- DIRECTIONS -
List the lines of this listing that hold the word "name".

- DATA SHOWN -
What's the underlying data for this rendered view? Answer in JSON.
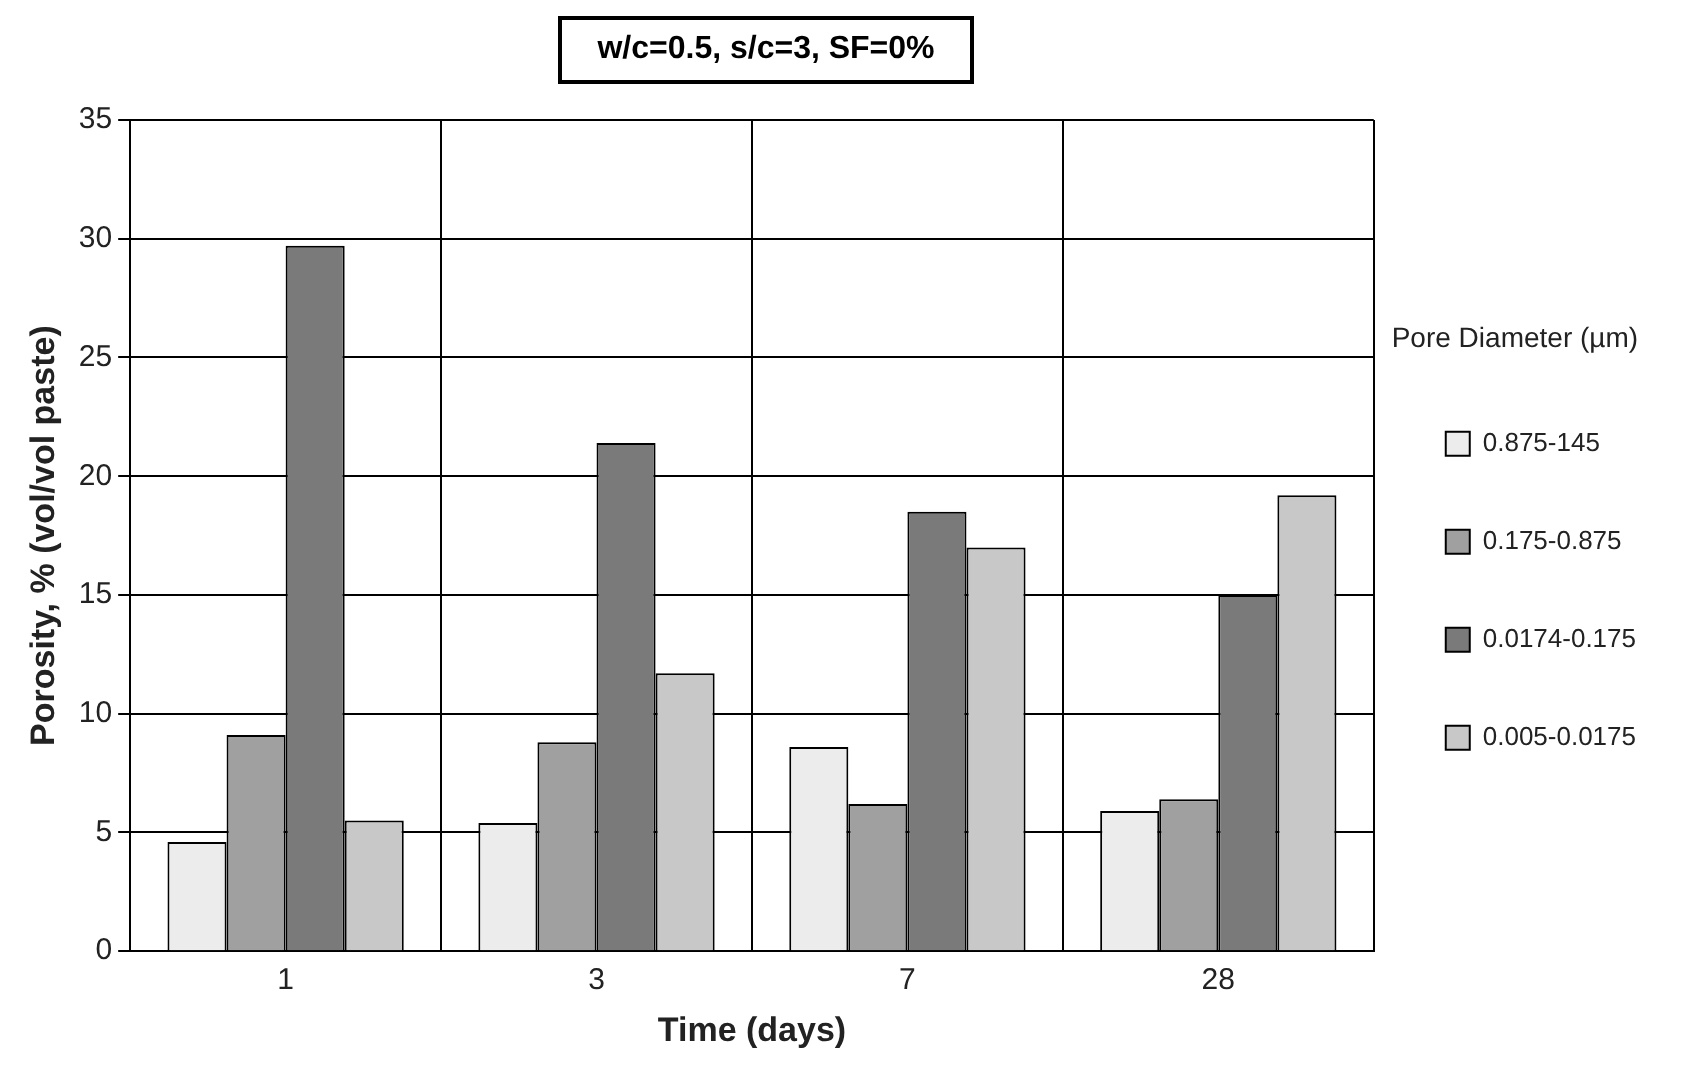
{
  "chart_data": {
    "type": "bar",
    "title": "w/c=0.5, s/c=3, SF=0%",
    "xlabel": "Time (days)",
    "ylabel": "Porosity, % (vol/vol paste)",
    "legend_title": "Pore Diameter (µm)",
    "categories": [
      "1",
      "3",
      "7",
      "28"
    ],
    "series": [
      {
        "name": "0.875-145",
        "color": "#ececec",
        "values": [
          4.6,
          5.4,
          8.6,
          5.9
        ]
      },
      {
        "name": "0.175-0.875",
        "color": "#a0a0a0",
        "values": [
          9.1,
          8.8,
          6.2,
          6.4
        ]
      },
      {
        "name": "0.0174-0.175",
        "color": "#7a7a7a",
        "values": [
          29.7,
          21.4,
          18.5,
          15.0
        ]
      },
      {
        "name": "0.005-0.0175",
        "color": "#c8c8c8",
        "values": [
          5.5,
          11.7,
          17.0,
          19.2
        ]
      }
    ],
    "ylim": [
      0,
      35
    ],
    "yticks": [
      0,
      5,
      10,
      15,
      20,
      25,
      30,
      35
    ],
    "grid": true,
    "legend": "right"
  }
}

- THE RESULT -
        "name": "0.875-145",
        "name": "0.175-0.875",
        "name": "0.0174-0.175",
        "name": "0.005-0.0175",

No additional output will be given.